▶ Instructions for the task
Begin at the line that has "y-tick-label: 20 xyxy=(45,179,58,191)" and stop after the line that has "y-tick-label: 10 xyxy=(45,203,58,215)". Rewrite only those lines, swapping "y-tick-label" for "y-axis-tick" and leaving everything else the same.

▶ Data
---*---

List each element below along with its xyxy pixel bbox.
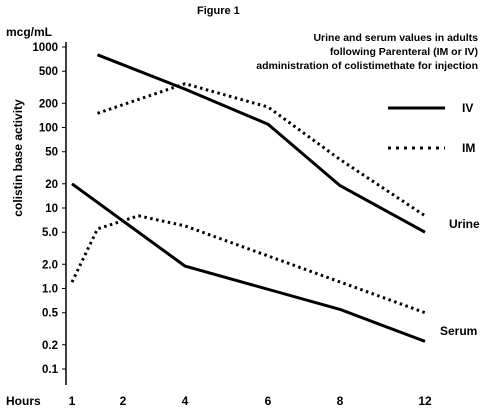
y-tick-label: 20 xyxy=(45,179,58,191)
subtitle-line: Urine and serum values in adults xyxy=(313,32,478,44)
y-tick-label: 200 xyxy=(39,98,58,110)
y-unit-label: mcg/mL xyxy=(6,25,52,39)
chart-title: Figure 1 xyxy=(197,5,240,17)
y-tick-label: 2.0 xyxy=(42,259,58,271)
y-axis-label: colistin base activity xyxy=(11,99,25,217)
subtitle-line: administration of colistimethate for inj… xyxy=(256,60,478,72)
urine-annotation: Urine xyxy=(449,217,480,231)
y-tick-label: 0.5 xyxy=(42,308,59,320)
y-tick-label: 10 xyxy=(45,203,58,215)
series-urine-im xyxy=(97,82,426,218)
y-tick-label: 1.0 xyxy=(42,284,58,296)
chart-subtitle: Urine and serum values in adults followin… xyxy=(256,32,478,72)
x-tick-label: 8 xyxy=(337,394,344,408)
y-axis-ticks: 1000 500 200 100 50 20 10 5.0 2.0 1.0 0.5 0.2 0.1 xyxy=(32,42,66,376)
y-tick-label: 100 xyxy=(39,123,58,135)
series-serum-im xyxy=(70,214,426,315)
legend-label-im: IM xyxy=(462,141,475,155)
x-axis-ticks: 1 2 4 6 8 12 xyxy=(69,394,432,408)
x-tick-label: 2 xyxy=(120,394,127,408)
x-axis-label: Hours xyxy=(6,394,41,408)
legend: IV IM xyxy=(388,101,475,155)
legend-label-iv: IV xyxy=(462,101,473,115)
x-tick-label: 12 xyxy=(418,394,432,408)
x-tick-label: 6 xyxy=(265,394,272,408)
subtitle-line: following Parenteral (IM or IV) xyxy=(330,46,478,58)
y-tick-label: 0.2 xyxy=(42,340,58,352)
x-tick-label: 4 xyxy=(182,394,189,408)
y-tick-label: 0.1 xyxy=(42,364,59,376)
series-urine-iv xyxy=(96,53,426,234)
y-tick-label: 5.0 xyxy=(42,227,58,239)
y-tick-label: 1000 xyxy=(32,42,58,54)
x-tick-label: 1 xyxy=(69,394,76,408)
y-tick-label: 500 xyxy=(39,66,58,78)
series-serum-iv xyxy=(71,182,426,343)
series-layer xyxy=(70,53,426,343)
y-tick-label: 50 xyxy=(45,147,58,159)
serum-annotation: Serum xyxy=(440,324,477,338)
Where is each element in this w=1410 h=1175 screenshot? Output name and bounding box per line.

---*---

▶ Task solution
y-axis-tick: 20 xyxy=(45,179,58,191)
subtitle-line: Urine and serum values in adults xyxy=(313,32,478,44)
y-axis-tick: 200 xyxy=(39,98,58,110)
y-unit-label: mcg/mL xyxy=(6,25,52,39)
chart-title: Figure 1 xyxy=(197,5,240,17)
y-axis-tick: 2.0 xyxy=(42,259,58,271)
y-axis-label: colistin base activity xyxy=(11,99,25,217)
subtitle-line: administration of colistimethate for inj… xyxy=(256,60,478,72)
urine-annotation: Urine xyxy=(449,217,480,231)
y-axis-tick: 0.5 xyxy=(42,308,59,320)
y-axis-tick: 10 xyxy=(45,203,58,215)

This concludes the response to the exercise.